▶ Instructions for the task
Count every line that has "为产业开辟新路" in it and give the total, nothing more.

▶ Record list

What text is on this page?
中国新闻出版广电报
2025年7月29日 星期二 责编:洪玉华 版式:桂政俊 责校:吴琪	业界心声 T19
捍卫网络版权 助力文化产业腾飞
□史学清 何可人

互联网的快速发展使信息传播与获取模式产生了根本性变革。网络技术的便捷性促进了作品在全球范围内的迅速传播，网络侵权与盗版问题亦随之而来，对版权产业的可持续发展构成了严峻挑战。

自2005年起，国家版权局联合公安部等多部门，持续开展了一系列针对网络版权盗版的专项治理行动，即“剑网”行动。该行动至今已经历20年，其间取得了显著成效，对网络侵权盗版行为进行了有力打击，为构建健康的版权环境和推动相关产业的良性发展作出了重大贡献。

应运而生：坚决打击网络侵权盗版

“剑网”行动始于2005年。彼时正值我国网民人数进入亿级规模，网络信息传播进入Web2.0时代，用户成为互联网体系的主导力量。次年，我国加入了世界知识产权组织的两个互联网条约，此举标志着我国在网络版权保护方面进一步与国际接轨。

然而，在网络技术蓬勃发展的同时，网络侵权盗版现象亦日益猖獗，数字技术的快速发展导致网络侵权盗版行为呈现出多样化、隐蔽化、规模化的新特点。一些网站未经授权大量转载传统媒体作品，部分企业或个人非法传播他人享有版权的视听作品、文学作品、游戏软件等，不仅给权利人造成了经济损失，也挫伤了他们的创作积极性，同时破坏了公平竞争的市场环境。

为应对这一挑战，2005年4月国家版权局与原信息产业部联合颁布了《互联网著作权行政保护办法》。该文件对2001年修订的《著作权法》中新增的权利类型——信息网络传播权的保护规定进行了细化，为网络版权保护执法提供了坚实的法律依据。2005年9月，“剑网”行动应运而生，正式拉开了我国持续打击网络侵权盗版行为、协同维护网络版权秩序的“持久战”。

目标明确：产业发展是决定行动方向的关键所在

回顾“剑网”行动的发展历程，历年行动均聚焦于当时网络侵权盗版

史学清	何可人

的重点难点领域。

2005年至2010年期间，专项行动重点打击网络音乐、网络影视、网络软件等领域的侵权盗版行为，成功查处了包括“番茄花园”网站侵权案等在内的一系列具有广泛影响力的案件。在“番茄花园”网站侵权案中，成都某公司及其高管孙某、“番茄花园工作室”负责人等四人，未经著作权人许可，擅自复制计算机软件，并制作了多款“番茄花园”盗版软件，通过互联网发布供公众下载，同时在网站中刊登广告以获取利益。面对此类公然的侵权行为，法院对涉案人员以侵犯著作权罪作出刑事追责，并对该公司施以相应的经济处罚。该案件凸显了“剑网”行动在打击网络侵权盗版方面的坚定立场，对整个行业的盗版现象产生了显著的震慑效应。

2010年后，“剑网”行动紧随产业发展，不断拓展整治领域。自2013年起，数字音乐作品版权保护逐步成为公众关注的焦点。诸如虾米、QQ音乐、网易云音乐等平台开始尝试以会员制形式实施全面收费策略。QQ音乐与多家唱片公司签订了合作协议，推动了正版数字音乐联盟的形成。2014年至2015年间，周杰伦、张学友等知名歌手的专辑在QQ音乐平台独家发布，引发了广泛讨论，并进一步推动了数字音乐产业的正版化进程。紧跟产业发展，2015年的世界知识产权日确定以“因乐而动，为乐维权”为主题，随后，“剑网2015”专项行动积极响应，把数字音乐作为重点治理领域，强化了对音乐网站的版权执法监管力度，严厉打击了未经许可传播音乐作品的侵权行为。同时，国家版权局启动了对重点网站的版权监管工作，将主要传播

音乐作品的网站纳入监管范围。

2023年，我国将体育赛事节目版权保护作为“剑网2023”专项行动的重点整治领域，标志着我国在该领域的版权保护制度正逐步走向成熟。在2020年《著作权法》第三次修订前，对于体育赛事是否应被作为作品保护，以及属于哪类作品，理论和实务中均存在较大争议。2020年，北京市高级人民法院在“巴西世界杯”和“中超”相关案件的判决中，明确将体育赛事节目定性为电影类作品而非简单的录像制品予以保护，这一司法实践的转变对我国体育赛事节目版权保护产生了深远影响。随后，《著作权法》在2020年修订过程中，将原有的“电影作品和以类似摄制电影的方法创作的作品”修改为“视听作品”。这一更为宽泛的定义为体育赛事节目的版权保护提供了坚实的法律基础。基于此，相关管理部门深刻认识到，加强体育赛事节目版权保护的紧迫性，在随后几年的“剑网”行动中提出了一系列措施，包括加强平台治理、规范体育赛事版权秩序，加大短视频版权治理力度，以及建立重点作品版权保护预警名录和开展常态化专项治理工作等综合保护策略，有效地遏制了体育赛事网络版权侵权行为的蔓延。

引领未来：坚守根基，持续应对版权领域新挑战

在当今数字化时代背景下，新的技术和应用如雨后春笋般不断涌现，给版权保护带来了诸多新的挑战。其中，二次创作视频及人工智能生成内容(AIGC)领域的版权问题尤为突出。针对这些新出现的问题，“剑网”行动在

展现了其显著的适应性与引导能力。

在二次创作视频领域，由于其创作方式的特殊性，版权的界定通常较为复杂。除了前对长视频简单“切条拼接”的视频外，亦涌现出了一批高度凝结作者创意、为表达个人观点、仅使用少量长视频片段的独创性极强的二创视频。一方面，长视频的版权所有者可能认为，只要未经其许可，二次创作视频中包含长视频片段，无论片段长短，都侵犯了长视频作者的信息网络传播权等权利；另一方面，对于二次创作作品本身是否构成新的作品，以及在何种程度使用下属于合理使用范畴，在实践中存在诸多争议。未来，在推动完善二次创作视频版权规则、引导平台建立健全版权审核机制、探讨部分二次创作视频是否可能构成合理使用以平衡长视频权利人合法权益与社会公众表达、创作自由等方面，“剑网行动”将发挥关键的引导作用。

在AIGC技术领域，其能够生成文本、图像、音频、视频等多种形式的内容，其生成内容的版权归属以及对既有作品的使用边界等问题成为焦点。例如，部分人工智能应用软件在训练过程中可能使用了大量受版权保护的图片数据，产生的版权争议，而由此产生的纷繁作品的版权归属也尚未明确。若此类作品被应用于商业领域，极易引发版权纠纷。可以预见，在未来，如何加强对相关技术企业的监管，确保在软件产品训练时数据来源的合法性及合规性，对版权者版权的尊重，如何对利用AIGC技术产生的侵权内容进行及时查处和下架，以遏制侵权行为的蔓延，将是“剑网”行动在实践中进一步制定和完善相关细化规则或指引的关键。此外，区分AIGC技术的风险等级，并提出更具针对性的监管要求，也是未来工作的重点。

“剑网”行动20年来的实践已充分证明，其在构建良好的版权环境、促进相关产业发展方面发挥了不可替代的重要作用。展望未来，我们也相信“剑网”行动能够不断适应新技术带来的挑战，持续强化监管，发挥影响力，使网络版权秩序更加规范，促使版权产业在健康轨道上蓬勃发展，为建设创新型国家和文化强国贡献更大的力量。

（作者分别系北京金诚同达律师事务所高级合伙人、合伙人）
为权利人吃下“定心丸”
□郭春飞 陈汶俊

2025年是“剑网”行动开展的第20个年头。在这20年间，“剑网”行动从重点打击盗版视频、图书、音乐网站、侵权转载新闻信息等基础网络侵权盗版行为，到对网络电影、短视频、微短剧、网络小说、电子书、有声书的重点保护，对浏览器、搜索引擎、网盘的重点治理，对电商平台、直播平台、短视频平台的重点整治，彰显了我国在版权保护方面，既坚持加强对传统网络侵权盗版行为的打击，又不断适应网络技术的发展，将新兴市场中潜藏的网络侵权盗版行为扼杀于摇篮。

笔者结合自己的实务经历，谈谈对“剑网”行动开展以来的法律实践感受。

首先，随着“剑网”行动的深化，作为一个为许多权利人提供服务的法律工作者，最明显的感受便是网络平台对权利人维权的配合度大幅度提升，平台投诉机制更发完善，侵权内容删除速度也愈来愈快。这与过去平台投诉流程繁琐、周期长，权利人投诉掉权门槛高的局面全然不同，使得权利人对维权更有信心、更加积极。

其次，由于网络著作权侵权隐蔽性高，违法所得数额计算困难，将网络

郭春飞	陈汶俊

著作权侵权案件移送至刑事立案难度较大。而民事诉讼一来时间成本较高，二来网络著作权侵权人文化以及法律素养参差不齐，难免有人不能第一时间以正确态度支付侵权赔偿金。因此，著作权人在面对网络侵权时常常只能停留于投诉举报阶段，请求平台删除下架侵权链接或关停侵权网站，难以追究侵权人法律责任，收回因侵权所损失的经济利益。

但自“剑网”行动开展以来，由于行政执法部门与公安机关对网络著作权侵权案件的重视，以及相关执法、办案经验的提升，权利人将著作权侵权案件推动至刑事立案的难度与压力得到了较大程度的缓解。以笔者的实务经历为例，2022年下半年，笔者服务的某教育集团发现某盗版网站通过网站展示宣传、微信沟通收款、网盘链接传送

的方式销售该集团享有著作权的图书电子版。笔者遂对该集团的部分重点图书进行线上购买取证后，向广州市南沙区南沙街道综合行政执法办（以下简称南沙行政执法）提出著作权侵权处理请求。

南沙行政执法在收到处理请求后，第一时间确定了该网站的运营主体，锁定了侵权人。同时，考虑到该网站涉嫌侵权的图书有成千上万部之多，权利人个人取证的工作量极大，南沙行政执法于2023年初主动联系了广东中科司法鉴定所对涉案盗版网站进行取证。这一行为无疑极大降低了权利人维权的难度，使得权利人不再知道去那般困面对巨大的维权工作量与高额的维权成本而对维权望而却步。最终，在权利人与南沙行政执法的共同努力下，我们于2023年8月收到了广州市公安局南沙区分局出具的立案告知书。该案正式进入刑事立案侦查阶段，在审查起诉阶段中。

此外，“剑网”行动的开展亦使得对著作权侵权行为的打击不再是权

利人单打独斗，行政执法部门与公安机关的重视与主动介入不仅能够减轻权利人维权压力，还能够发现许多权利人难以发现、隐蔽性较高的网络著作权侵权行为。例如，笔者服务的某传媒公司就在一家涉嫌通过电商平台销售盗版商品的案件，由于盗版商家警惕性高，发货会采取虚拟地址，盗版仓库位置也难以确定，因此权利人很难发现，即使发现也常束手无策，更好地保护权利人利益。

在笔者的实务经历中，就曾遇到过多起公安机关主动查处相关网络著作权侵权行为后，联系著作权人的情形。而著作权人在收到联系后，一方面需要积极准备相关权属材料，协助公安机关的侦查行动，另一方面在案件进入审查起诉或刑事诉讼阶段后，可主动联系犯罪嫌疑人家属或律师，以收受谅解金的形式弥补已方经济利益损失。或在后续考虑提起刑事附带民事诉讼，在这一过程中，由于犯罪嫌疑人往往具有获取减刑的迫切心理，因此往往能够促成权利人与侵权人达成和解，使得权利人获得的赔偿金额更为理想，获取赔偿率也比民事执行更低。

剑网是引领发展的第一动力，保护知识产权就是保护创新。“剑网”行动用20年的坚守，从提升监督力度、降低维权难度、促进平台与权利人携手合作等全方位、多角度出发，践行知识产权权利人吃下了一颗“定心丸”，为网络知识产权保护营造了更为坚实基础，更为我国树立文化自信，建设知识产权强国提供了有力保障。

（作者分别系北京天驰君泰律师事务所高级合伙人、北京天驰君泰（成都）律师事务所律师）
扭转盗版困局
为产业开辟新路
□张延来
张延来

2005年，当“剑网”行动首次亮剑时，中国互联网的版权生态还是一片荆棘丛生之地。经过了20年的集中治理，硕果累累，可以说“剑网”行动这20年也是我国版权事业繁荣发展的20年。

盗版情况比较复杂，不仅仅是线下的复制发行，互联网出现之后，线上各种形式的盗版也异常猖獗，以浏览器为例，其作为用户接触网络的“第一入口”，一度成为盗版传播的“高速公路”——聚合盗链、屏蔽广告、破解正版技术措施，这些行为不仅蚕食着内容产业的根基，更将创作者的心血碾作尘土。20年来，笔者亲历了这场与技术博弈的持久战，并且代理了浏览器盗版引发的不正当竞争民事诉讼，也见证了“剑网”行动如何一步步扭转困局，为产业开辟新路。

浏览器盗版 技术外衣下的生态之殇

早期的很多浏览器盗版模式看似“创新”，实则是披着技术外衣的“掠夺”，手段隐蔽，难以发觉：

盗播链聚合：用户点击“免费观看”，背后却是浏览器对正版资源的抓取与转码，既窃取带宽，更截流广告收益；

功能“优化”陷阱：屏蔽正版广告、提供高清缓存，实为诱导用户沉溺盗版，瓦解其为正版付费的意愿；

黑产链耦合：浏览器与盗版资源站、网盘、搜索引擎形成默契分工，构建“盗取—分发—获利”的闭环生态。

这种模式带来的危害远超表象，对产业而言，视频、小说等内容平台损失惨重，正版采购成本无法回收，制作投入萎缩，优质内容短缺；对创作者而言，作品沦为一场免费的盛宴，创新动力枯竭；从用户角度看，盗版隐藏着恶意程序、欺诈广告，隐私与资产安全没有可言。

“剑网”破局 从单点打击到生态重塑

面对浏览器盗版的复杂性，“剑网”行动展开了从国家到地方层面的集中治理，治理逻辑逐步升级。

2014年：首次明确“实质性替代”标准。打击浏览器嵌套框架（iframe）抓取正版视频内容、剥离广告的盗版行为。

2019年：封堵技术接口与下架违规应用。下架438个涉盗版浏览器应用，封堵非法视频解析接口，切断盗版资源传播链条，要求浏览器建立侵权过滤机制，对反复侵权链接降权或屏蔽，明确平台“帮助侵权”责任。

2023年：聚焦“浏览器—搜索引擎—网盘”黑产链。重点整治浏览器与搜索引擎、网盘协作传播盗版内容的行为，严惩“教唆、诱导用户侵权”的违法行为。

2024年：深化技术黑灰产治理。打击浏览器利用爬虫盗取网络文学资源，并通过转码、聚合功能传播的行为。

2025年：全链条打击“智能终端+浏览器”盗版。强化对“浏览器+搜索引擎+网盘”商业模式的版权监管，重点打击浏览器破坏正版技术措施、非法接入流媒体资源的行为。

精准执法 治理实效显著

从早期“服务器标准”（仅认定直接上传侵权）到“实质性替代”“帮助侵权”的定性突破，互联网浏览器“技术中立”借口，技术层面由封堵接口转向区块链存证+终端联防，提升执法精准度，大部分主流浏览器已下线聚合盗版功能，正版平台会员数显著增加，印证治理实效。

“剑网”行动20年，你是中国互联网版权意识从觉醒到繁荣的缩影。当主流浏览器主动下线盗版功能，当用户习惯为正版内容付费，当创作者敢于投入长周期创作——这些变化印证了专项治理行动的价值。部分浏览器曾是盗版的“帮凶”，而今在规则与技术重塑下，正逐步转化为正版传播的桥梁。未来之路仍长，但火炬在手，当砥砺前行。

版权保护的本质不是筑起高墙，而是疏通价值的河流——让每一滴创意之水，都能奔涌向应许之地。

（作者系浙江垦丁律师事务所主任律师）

▶ Solution to this task
2